** Start **

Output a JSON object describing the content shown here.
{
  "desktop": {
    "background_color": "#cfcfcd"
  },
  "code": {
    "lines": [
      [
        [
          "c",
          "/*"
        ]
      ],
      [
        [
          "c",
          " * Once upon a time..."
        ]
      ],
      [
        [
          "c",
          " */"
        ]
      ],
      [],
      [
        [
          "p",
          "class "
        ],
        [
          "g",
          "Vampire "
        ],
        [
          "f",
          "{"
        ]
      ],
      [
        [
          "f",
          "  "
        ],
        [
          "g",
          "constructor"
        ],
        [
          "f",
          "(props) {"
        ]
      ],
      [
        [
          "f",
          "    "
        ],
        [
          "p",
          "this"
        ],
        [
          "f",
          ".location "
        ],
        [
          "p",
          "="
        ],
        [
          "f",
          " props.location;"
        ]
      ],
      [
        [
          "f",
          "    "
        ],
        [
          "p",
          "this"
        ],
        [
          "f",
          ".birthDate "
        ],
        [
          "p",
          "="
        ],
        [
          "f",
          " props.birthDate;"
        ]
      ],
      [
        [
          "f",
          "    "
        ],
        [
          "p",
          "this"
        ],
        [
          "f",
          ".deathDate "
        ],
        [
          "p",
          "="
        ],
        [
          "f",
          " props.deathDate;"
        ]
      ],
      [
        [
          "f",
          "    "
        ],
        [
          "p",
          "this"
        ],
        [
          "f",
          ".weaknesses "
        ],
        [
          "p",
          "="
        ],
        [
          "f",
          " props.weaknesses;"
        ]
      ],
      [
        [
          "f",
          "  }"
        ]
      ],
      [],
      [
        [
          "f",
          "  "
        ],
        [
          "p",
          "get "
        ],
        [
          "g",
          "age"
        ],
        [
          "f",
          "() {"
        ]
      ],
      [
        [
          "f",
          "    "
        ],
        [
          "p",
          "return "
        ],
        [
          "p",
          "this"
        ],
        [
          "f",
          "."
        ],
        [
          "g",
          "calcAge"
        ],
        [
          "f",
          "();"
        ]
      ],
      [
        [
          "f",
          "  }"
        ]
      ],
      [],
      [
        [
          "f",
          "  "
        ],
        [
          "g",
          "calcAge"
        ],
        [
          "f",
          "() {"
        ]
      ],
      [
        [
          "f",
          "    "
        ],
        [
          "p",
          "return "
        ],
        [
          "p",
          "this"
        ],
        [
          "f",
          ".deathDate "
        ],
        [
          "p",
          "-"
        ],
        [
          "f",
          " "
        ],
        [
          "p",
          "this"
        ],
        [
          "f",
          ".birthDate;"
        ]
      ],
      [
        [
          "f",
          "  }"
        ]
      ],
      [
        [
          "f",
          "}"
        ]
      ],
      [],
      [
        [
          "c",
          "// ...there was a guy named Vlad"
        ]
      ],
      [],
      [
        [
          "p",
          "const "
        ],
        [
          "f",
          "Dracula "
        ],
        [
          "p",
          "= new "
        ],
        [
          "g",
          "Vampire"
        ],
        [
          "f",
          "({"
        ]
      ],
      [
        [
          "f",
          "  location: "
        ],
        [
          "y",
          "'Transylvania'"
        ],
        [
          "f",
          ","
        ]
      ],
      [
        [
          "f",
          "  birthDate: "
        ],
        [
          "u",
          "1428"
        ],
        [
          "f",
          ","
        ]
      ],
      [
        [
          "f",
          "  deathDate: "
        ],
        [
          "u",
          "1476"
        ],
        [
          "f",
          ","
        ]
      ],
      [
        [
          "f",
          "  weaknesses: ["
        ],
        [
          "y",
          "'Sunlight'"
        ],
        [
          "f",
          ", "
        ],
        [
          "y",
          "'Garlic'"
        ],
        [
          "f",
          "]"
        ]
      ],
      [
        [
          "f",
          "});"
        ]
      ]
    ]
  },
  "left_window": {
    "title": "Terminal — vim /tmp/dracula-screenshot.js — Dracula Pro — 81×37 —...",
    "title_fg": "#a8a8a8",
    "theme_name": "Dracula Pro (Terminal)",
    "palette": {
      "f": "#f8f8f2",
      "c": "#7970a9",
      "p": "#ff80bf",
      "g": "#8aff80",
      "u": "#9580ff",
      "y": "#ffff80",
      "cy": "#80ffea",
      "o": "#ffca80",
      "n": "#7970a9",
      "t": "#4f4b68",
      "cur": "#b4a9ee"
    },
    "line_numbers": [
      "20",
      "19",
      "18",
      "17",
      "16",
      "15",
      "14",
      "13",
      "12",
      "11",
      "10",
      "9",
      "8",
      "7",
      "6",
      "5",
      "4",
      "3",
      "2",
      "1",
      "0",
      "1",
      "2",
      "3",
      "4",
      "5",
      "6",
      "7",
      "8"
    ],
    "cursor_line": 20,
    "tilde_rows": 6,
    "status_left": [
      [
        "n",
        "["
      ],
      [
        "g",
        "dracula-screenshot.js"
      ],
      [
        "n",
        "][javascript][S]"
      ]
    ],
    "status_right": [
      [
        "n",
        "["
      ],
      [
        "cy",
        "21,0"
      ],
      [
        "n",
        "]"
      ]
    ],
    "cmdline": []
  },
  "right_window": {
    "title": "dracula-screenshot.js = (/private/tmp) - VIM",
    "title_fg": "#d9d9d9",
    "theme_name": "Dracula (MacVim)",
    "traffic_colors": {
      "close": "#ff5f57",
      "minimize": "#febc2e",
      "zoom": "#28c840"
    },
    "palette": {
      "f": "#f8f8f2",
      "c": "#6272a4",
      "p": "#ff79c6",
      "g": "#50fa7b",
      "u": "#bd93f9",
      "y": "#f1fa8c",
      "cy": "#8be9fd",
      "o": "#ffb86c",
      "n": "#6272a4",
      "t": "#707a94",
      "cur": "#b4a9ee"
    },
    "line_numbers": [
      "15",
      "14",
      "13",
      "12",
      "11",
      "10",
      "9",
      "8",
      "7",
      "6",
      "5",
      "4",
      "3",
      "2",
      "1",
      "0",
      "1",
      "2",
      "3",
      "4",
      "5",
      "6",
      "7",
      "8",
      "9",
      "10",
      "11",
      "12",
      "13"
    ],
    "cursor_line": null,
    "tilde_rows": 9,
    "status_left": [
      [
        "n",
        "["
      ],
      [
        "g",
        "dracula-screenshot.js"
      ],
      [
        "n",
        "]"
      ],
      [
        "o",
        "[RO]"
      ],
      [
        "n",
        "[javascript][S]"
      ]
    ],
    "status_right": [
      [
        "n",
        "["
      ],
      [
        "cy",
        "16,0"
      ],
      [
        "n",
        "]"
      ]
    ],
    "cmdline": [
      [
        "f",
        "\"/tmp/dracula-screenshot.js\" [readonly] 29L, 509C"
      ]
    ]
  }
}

** End **

> _TASK DESCRIPTION_: Copy all lines of the listing above that contain the string "birthDate".

> _EXERCISE RESPONSE_:
          ".birthDate "
          " props.birthDate;"
          ".birthDate;"
          "  birthDate: "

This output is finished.